WHAT THE TASK ASKS →
Every entry that follows should be repeated exactly; drop the images.
○ ○ ○ ○
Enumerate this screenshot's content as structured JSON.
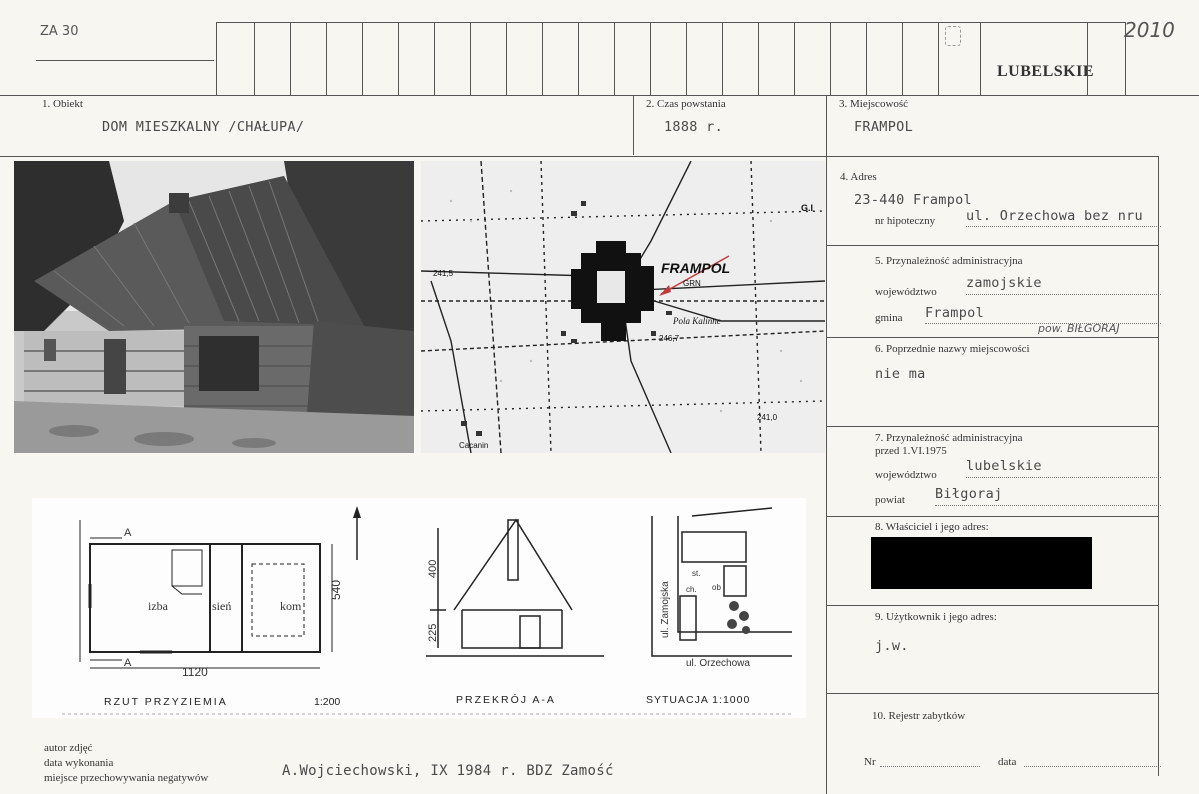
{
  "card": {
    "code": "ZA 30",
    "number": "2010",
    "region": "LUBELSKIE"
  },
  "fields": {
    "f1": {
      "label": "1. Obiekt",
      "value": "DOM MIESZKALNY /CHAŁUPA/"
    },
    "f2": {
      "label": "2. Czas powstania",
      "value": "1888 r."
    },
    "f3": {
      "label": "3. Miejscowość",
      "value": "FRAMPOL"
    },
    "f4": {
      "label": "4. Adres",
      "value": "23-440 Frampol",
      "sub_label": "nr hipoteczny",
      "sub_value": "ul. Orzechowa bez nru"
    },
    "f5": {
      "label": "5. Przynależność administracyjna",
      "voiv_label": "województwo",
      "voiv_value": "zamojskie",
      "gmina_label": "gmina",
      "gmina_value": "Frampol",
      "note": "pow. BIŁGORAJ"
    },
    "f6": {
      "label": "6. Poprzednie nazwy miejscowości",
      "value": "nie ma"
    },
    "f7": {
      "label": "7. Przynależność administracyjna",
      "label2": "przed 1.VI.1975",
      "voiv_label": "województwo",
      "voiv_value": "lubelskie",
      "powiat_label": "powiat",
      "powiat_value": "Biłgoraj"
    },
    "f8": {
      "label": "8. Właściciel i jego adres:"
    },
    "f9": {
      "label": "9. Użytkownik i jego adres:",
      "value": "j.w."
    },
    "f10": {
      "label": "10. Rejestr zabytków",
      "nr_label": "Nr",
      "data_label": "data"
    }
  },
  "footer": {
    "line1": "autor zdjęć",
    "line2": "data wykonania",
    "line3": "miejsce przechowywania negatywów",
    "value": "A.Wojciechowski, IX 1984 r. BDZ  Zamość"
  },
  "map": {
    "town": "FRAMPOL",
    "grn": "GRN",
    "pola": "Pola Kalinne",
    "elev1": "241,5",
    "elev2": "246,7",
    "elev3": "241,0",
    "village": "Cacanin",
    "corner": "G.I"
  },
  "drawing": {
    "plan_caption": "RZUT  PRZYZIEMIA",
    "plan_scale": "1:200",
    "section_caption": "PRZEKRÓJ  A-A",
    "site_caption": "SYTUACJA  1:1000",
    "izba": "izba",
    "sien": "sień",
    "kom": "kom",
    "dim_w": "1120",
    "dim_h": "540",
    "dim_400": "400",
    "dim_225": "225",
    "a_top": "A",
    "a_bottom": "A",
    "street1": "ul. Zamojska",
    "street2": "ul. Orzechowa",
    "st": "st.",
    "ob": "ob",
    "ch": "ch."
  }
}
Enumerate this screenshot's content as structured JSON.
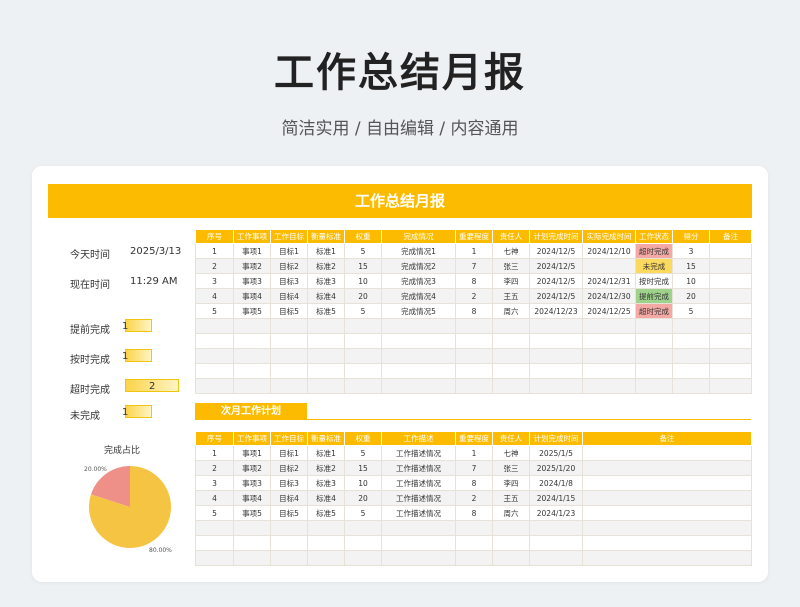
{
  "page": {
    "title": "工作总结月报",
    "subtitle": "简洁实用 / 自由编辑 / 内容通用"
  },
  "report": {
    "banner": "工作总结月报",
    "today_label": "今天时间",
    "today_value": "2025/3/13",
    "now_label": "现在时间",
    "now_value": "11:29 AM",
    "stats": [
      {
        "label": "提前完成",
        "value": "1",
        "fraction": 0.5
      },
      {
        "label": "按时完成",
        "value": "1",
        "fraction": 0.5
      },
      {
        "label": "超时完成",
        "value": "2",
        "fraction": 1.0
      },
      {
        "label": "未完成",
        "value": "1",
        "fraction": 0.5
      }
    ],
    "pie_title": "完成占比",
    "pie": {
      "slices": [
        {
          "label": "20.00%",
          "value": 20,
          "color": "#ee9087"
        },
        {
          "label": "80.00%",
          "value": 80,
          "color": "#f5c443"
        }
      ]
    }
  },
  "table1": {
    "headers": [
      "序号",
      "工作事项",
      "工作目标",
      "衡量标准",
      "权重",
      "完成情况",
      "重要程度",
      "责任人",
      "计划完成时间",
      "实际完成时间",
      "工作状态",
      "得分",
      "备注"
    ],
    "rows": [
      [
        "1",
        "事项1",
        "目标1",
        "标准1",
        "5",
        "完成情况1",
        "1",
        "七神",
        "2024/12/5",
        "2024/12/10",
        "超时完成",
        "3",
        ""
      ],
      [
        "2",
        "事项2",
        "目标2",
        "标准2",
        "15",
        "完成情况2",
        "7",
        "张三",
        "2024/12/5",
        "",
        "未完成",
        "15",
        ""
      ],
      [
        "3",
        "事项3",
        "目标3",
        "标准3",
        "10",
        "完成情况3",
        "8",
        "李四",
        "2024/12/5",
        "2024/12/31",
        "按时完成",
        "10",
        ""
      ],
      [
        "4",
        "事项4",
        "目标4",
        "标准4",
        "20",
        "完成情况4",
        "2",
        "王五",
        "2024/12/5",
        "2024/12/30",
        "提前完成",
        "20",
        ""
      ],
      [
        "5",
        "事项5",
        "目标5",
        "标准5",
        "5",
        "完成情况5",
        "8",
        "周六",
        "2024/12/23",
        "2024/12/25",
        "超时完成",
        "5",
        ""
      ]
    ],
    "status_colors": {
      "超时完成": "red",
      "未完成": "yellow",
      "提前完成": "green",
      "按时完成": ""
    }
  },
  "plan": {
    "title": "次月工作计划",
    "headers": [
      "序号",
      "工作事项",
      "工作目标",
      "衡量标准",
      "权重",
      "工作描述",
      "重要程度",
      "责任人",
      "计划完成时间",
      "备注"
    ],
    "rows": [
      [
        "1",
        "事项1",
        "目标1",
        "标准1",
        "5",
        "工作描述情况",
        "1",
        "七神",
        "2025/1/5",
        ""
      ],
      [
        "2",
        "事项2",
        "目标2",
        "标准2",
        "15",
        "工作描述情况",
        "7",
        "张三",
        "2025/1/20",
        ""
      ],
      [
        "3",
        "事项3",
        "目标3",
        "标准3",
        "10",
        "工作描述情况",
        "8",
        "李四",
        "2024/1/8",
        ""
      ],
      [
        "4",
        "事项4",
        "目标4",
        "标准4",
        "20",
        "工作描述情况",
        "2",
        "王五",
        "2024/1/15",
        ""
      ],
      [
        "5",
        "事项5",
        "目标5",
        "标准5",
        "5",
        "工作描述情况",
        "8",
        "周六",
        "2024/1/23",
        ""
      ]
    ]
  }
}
○ ○ ○ ○
WRITTEN REPLY →
Enumerate this screenshot's content as structured JSON.
{
  "card": {
    "code": "ZA 30",
    "number": "2010",
    "region": "LUBELSKIE"
  },
  "fields": {
    "f1": {
      "label": "1. Obiekt",
      "value": "DOM MIESZKALNY /CHAŁUPA/"
    },
    "f2": {
      "label": "2. Czas powstania",
      "value": "1888 r."
    },
    "f3": {
      "label": "3. Miejscowość",
      "value": "FRAMPOL"
    },
    "f4": {
      "label": "4. Adres",
      "value": "23-440 Frampol",
      "sub_label": "nr hipoteczny",
      "sub_value": "ul. Orzechowa bez nru"
    },
    "f5": {
      "label": "5. Przynależność administracyjna",
      "voiv_label": "województwo",
      "voiv_value": "zamojskie",
      "gmina_label": "gmina",
      "gmina_value": "Frampol",
      "note": "pow. BIŁGORAJ"
    },
    "f6": {
      "label": "6. Poprzednie nazwy miejscowości",
      "value": "nie ma"
    },
    "f7": {
      "label": "7. Przynależność administracyjna",
      "label2": "przed 1.VI.1975",
      "voiv_label": "województwo",
      "voiv_value": "lubelskie",
      "powiat_label": "powiat",
      "powiat_value": "Biłgoraj"
    },
    "f8": {
      "label": "8. Właściciel i jego adres:"
    },
    "f9": {
      "label": "9. Użytkownik i jego adres:",
      "value": "j.w."
    },
    "f10": {
      "label": "10. Rejestr zabytków",
      "nr_label": "Nr",
      "data_label": "data"
    }
  },
  "footer": {
    "line1": "autor zdjęć",
    "line2": "data wykonania",
    "line3": "miejsce przechowywania negatywów",
    "value": "A.Wojciechowski, IX 1984 r. BDZ  Zamość"
  },
  "map": {
    "town": "FRAMPOL",
    "grn": "GRN",
    "pola": "Pola Kalinne",
    "elev1": "241,5",
    "elev2": "246,7",
    "elev3": "241,0",
    "village": "Cacanin",
    "corner": "G.I"
  },
  "drawing": {
    "plan_caption": "RZUT  PRZYZIEMIA",
    "plan_scale": "1:200",
    "section_caption": "PRZEKRÓJ  A-A",
    "site_caption": "SYTUACJA  1:1000",
    "izba": "izba",
    "sien": "sień",
    "kom": "kom",
    "dim_w": "1120",
    "dim_h": "540",
    "dim_400": "400",
    "dim_225": "225",
    "a_top": "A",
    "a_bottom": "A",
    "street1": "ul. Zamojska",
    "street2": "ul. Orzechowa",
    "st": "st.",
    "ob": "ob",
    "ch": "ch."
  }
}
Enumerate this screenshot's content as structured JSON.
{
  "page": {
    "title": "工作总结月报",
    "subtitle": "简洁实用 / 自由编辑 / 内容通用"
  },
  "report": {
    "banner": "工作总结月报",
    "today_label": "今天时间",
    "today_value": "2025/3/13",
    "now_label": "现在时间",
    "now_value": "11:29 AM",
    "stats": [
      {
        "label": "提前完成",
        "value": "1",
        "fraction": 0.5
      },
      {
        "label": "按时完成",
        "value": "1",
        "fraction": 0.5
      },
      {
        "label": "超时完成",
        "value": "2",
        "fraction": 1.0
      },
      {
        "label": "未完成",
        "value": "1",
        "fraction": 0.5
      }
    ],
    "pie_title": "完成占比",
    "pie": {
      "slices": [
        {
          "label": "20.00%",
          "value": 20,
          "color": "#ee9087"
        },
        {
          "label": "80.00%",
          "value": 80,
          "color": "#f5c443"
        }
      ]
    }
  },
  "table1": {
    "headers": [
      "序号",
      "工作事项",
      "工作目标",
      "衡量标准",
      "权重",
      "完成情况",
      "重要程度",
      "责任人",
      "计划完成时间",
      "实际完成时间",
      "工作状态",
      "得分",
      "备注"
    ],
    "rows": [
      [
        "1",
        "事项1",
        "目标1",
        "标准1",
        "5",
        "完成情况1",
        "1",
        "七神",
        "2024/12/5",
        "2024/12/10",
        "超时完成",
        "3",
        ""
      ],
      [
        "2",
        "事项2",
        "目标2",
        "标准2",
        "15",
        "完成情况2",
        "7",
        "张三",
        "2024/12/5",
        "",
        "未完成",
        "15",
        ""
      ],
      [
        "3",
        "事项3",
        "目标3",
        "标准3",
        "10",
        "完成情况3",
        "8",
        "李四",
        "2024/12/5",
        "2024/12/31",
        "按时完成",
        "10",
        ""
      ],
      [
        "4",
        "事项4",
        "目标4",
        "标准4",
        "20",
        "完成情况4",
        "2",
        "王五",
        "2024/12/5",
        "2024/12/30",
        "提前完成",
        "20",
        ""
      ],
      [
        "5",
        "事项5",
        "目标5",
        "标准5",
        "5",
        "完成情况5",
        "8",
        "周六",
        "2024/12/23",
        "2024/12/25",
        "超时完成",
        "5",
        ""
      ]
    ],
    "status_colors": {
      "超时完成": "red",
      "未完成": "yellow",
      "提前完成": "green",
      "按时完成": ""
    }
  },
  "plan": {
    "title": "次月工作计划",
    "headers": [
      "序号",
      "工作事项",
      "工作目标",
      "衡量标准",
      "权重",
      "工作描述",
      "重要程度",
      "责任人",
      "计划完成时间",
      "备注"
    ],
    "rows": [
      [
        "1",
        "事项1",
        "目标1",
        "标准1",
        "5",
        "工作描述情况",
        "1",
        "七神",
        "2025/1/5",
        ""
      ],
      [
        "2",
        "事项2",
        "目标2",
        "标准2",
        "15",
        "工作描述情况",
        "7",
        "张三",
        "2025/1/20",
        ""
      ],
      [
        "3",
        "事项3",
        "目标3",
        "标准3",
        "10",
        "工作描述情况",
        "8",
        "李四",
        "2024/1/8",
        ""
      ],
      [
        "4",
        "事项4",
        "目标4",
        "标准4",
        "20",
        "工作描述情况",
        "2",
        "王五",
        "2024/1/15",
        ""
      ],
      [
        "5",
        "事项5",
        "目标5",
        "标准5",
        "5",
        "工作描述情况",
        "8",
        "周六",
        "2024/1/23",
        ""
      ]
    ]
  }
}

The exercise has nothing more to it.